> Work to do: Go through the data below line by line and count those containing the word "专利权人地址". Reply with the count only.

> Material shown:
— start —

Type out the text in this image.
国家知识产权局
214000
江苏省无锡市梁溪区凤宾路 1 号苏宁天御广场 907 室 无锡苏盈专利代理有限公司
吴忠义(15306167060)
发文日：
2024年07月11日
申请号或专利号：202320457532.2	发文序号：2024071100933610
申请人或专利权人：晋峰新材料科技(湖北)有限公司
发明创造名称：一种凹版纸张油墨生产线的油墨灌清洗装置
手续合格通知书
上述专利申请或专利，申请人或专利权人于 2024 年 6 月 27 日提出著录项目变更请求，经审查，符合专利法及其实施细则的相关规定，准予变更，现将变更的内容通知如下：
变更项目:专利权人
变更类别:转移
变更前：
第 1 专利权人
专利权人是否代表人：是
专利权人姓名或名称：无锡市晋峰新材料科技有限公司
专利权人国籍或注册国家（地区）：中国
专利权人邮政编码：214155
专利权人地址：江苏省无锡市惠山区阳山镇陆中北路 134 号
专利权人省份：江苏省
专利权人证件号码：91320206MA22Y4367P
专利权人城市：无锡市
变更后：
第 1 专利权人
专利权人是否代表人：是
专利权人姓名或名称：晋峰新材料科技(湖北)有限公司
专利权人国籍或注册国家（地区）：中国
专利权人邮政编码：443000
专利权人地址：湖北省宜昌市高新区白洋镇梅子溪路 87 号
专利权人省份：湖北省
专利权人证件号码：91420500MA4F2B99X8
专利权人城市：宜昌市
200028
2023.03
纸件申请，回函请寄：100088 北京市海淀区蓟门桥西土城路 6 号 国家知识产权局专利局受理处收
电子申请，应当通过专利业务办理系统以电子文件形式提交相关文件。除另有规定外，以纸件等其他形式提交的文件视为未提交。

— end —
— start —

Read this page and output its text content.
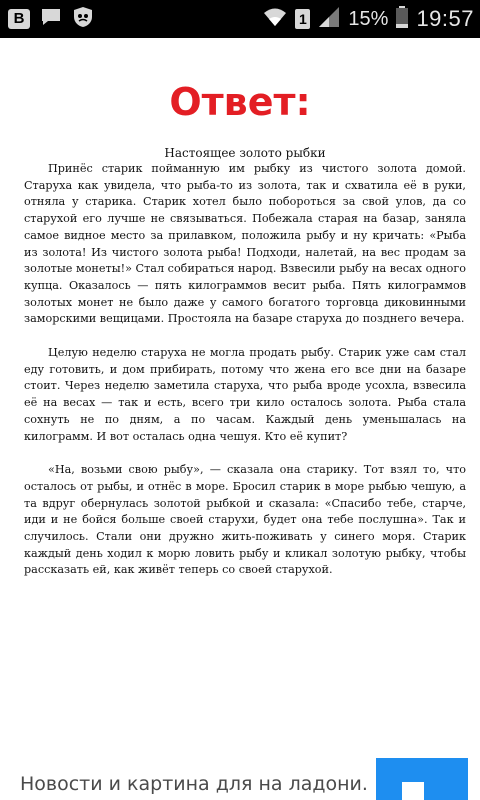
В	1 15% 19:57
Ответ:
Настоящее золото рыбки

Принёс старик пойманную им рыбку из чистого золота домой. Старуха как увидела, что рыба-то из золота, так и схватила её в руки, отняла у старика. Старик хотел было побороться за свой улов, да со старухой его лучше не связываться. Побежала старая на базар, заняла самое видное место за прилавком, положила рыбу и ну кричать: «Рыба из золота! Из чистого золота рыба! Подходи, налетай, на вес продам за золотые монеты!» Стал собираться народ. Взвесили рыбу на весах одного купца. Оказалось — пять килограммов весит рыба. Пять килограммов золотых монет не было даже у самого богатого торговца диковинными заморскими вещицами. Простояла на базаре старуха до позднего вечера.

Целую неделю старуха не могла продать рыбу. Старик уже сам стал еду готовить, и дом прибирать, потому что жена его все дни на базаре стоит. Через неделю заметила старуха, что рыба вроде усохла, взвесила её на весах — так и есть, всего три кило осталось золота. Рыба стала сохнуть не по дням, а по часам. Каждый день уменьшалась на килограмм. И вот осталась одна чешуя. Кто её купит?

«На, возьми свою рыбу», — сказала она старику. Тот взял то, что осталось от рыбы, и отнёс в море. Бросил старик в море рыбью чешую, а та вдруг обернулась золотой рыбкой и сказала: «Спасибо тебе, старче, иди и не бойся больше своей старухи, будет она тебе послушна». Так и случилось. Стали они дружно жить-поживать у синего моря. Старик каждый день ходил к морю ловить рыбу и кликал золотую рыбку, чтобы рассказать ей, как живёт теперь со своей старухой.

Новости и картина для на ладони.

— end —
— start —

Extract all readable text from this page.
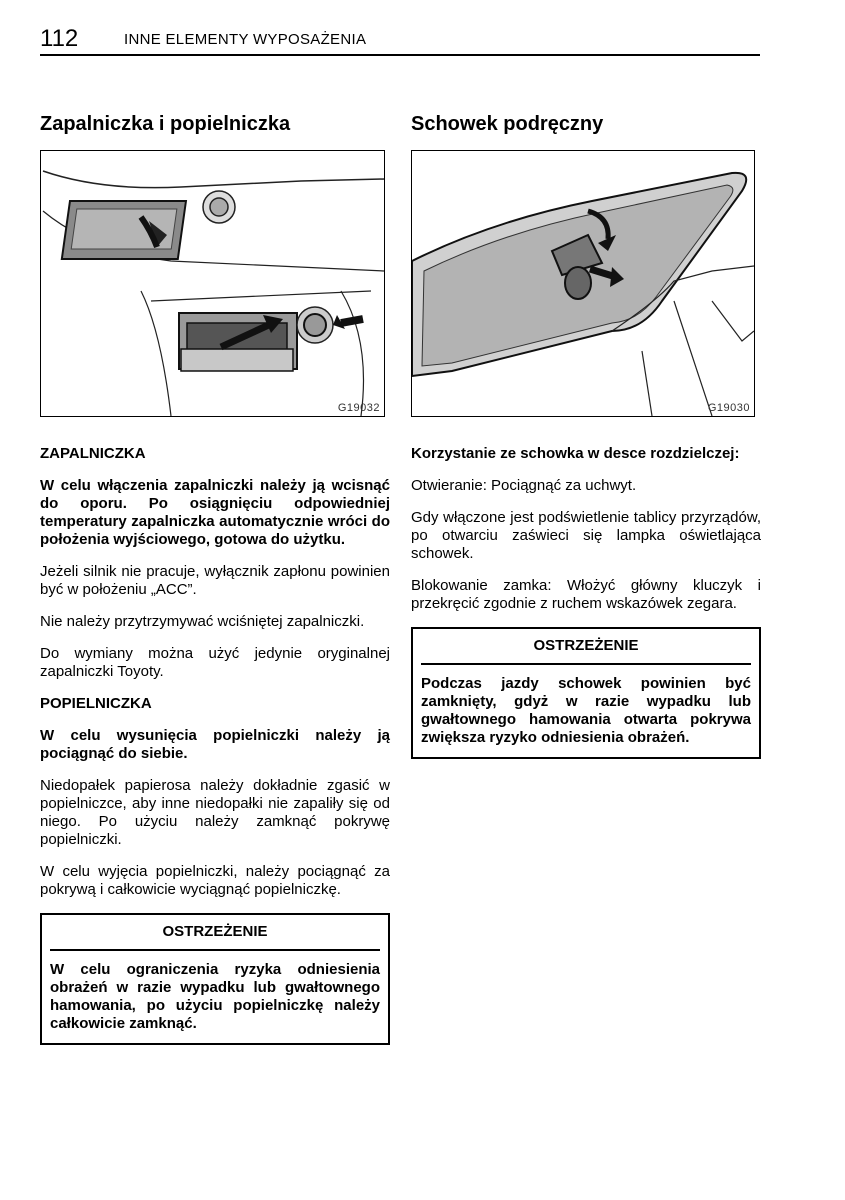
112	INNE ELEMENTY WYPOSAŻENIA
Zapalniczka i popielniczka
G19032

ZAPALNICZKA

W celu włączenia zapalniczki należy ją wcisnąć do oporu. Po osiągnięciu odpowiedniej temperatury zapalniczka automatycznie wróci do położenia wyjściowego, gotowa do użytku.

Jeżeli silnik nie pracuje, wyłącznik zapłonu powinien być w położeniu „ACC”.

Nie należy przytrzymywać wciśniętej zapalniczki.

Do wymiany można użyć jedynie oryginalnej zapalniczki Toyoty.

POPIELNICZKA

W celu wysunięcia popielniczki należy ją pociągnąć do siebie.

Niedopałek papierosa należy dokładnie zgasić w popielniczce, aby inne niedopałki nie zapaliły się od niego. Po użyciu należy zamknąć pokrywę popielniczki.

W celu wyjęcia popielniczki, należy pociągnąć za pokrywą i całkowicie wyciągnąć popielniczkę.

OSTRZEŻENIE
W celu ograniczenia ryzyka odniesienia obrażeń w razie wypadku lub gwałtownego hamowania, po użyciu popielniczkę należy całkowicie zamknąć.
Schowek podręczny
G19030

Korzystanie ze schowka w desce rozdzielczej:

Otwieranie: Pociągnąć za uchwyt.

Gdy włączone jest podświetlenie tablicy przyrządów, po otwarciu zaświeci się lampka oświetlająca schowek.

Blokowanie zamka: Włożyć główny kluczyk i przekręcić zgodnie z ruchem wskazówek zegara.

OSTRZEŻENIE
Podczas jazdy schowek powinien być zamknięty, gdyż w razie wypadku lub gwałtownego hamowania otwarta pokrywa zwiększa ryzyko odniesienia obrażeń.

— end —

> Reply to the exercise: 2